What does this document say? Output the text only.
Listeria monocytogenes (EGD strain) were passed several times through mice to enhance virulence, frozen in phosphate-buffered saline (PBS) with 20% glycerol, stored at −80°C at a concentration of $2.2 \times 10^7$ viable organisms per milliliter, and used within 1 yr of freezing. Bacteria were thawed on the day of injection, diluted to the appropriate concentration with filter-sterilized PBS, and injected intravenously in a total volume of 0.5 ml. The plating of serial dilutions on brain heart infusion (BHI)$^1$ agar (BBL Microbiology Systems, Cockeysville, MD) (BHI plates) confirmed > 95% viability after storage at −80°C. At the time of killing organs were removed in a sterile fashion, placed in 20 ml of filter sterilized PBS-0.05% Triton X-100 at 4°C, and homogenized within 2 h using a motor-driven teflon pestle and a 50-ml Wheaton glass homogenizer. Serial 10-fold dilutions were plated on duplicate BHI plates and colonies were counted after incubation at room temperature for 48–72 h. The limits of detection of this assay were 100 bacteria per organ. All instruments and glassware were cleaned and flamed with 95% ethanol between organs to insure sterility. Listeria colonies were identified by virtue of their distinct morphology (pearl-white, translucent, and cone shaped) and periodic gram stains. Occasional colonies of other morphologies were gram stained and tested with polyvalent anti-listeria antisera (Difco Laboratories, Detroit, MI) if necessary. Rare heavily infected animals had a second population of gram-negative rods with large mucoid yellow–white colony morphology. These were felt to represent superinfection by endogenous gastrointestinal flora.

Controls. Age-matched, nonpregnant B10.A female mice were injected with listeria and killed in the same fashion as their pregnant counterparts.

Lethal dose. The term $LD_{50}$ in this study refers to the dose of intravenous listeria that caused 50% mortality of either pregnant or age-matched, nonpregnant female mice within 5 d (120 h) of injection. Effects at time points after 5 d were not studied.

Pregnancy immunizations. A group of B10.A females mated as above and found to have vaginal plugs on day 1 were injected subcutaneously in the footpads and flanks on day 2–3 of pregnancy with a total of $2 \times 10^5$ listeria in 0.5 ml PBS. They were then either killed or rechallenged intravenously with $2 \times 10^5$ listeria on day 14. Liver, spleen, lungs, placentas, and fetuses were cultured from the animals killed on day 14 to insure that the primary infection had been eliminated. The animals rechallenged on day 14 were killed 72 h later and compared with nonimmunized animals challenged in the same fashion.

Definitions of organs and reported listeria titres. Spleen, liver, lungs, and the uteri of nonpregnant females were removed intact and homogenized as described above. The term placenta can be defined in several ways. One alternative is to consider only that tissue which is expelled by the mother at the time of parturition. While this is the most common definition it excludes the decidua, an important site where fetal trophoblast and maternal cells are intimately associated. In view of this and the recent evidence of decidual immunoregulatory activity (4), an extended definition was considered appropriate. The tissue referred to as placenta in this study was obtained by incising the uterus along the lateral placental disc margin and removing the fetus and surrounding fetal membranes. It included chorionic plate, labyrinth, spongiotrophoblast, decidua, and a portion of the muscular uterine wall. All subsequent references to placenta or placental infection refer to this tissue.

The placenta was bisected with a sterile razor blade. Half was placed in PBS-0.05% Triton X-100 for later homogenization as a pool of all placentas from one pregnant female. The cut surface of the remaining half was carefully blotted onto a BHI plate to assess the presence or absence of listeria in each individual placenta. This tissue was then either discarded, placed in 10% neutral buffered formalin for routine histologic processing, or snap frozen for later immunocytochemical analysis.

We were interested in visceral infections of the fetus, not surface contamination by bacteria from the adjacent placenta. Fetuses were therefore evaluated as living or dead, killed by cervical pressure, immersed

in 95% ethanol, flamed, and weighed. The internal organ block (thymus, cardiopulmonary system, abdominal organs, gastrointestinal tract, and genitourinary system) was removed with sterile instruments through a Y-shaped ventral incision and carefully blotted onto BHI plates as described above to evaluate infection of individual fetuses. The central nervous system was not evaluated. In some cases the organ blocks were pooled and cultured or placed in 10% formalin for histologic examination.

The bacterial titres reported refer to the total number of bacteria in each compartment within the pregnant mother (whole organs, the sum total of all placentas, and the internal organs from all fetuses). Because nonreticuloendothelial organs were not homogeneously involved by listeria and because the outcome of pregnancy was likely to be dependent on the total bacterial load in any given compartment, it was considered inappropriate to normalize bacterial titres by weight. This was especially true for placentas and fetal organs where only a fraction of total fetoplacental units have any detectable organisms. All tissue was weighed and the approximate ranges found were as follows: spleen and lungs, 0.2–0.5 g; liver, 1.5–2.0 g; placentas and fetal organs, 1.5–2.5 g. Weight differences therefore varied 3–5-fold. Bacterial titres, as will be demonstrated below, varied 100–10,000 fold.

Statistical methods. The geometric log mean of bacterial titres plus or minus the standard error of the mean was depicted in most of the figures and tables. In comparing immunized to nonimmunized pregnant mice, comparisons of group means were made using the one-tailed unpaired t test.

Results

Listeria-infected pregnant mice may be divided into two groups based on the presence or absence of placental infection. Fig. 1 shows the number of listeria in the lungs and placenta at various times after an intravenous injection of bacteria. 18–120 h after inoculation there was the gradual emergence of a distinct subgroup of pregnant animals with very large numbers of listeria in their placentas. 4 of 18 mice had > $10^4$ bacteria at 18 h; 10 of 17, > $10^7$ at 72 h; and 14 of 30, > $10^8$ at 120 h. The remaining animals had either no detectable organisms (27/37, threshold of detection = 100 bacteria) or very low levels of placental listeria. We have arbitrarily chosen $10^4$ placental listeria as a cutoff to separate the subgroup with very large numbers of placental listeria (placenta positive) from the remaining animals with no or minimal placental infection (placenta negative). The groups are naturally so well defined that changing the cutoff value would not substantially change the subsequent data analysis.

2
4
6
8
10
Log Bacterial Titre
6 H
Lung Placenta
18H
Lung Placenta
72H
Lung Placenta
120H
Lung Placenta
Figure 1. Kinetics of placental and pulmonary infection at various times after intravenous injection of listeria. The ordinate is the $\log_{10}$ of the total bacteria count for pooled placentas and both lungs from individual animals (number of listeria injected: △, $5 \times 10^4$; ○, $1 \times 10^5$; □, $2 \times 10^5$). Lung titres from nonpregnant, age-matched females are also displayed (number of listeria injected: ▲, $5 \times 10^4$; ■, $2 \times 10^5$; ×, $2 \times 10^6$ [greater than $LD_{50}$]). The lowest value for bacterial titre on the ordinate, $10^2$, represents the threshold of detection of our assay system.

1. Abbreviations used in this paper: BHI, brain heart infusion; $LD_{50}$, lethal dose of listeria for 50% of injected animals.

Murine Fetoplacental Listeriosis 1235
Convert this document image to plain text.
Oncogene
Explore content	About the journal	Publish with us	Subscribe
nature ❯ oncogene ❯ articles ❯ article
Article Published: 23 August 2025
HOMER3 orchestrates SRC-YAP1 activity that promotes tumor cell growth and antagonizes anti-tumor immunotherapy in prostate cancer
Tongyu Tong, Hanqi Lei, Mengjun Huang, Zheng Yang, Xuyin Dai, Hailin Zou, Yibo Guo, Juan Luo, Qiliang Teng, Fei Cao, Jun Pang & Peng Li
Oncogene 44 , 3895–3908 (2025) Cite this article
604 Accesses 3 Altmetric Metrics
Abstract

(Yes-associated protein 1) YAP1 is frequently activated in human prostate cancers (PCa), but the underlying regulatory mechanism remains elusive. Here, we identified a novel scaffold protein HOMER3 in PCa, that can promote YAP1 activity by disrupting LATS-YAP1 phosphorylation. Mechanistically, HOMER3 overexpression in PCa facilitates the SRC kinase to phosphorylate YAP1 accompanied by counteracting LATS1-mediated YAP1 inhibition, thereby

- - - -

### What the task requires
Where the word "heart" shows up in a line of the entries above, copy that line.

### Task solution
Listeria monocytogenes (EGD strain) were passed several times through mice to enhance virulence, frozen in phosphate-buffered saline (PBS) with 20% glycerol, stored at −80°C at a concentration of $2.2 \times 10^7$ viable organisms per milliliter, and used within 1 yr of freezing. Bacteria were thawed on the day of injection, diluted to the appropriate concentration with filter-sterilized PBS, and injected intravenously in a total volume of 0.5 ml. The plating of serial dilutions on brain heart infusion (BHI)$^1$ agar (BBL Microbiology Systems, Cockeysville, MD) (BHI plates) confirmed > 95% viability after storage at −80°C. At the time of killing organs were removed in a sterile fashion, placed in 20 ml of filter sterilized PBS-0.05% Triton X-100 at 4°C, and homogenized within 2 h using a motor-driven teflon pestle and a 50-ml Wheaton glass homogenizer. Serial 10-fold dilutions were plated on duplicate BHI plates and colonies were counted after incubation at room temperature for 48–72 h. The limits of detection of this assay were 100 bacteria per organ. All instruments and glassware were cleaned and flamed with 95% ethanol between organs to insure sterility. Listeria colonies were identified by virtue of their distinct morphology (pearl-white, translucent, and cone shaped) and periodic gram stains. Occasional colonies of other morphologies were gram stained and tested with polyvalent anti-listeria antisera (Difco Laboratories, Detroit, MI) if necessary. Rare heavily infected animals had a second population of gram-negative rods with large mucoid yellow–white colony morphology. These were felt to represent superinfection by endogenous gastrointestinal flora.
1. Abbreviations used in this paper: BHI, brain heart infusion; $LD_{50}$, lethal dose of listeria for 50% of injected animals.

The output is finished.